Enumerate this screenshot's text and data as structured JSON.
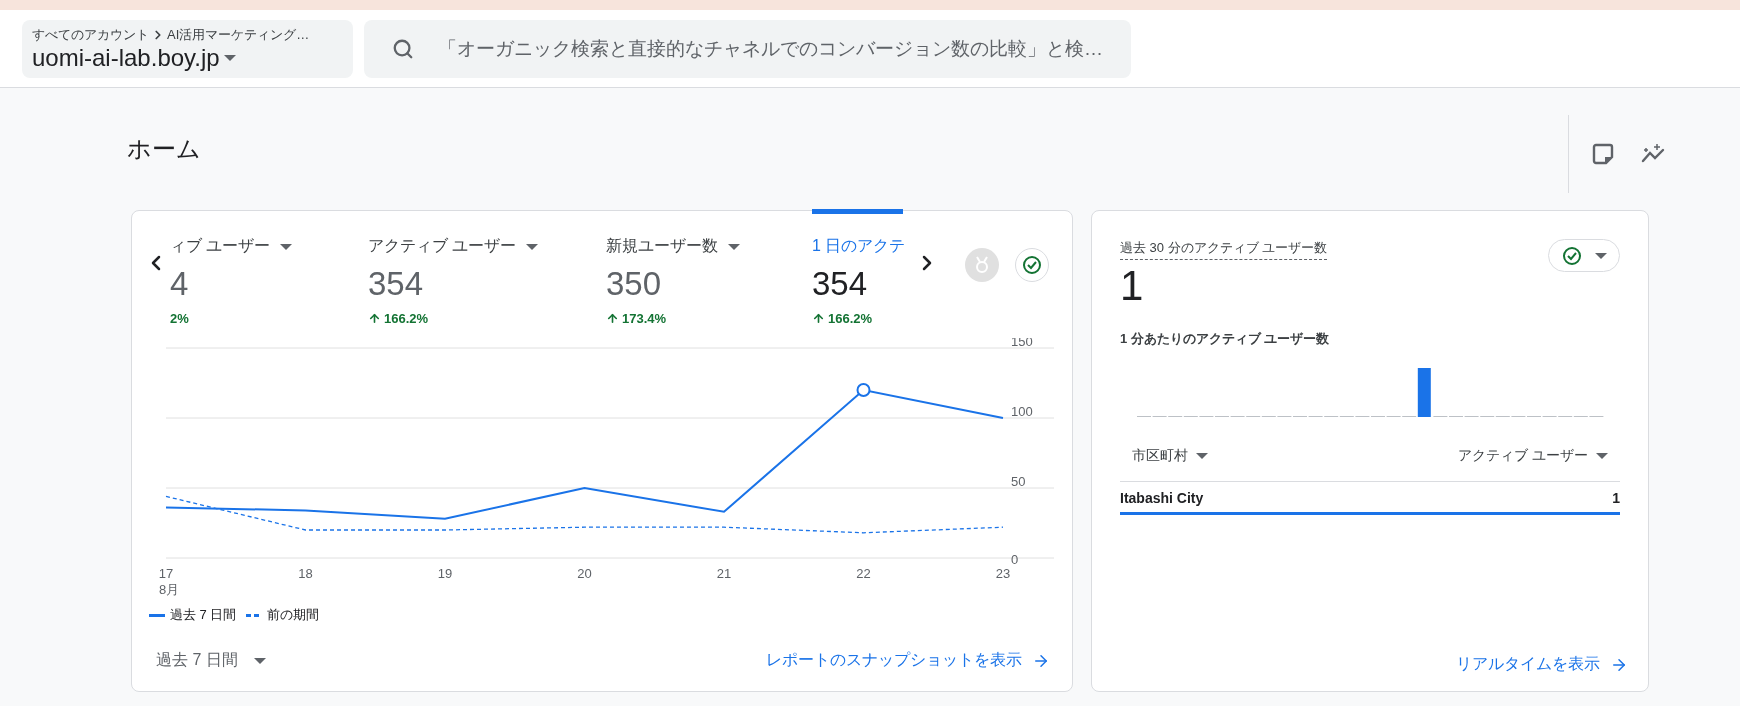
{
  "header": {
    "breadcrumb": {
      "root": "すべてのアカウント",
      "current": "AI活用マーケティング…"
    },
    "property": "uomi-ai-lab.boy.jp",
    "search": {
      "placeholder": "「オーガニック検索と直接的なチャネルでのコンバージョン数の比較」と検…"
    }
  },
  "page": {
    "title": "ホーム"
  },
  "overview_card": {
    "metric_tabs": [
      {
        "label": "ィブ ユーザー",
        "value": "4",
        "change": "2%",
        "has_dropdown": true,
        "show_arrow": false,
        "selected": false
      },
      {
        "label": "アクティブ ユーザー",
        "value": "354",
        "change": "166.2%",
        "has_dropdown": true,
        "show_arrow": true,
        "selected": false
      },
      {
        "label": "新規ユーザー数",
        "value": "350",
        "change": "173.4%",
        "has_dropdown": true,
        "show_arrow": true,
        "selected": false
      },
      {
        "label": "1 日のアクテ",
        "value": "354",
        "change": "166.2%",
        "has_dropdown": false,
        "show_arrow": true,
        "selected": true
      }
    ],
    "month_label": "8月",
    "chart_data": {
      "type": "line",
      "categories": [
        "17",
        "18",
        "19",
        "20",
        "21",
        "22",
        "23"
      ],
      "ylim": [
        0,
        150
      ],
      "yticks": [
        0,
        50,
        100,
        150
      ],
      "series": [
        {
          "name": "過去 7 日間",
          "color": "#1a73e8",
          "line_style": "solid",
          "values": [
            36,
            34,
            28,
            50,
            33,
            120,
            100
          ]
        },
        {
          "name": "前の期間",
          "color": "#1a73e8",
          "line_style": "dashed",
          "values": [
            44,
            20,
            20,
            22,
            22,
            18,
            22
          ]
        }
      ]
    },
    "date_range": "過去 7 日間",
    "link": "レポートのスナップショットを表示"
  },
  "realtime_card": {
    "title": "過去 30 分のアクティブ ユーザー数",
    "value": "1",
    "subtitle": "1 分あたりのアクティブ ユーザー数",
    "table": {
      "columns": [
        "市区町村",
        "アクティブ ユーザー"
      ],
      "rows": [
        {
          "city": "Itabashi City",
          "users": "1"
        }
      ]
    },
    "link": "リアルタイムを表示"
  }
}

__________

- **THE REQUEST**: In the records above, locate the lines holding the word "change". Copy each of them.

- **THE REPLY**:
        "change": "2%",
        "change": "166.2%",
        "change": "173.4%",
        "change": "166.2%",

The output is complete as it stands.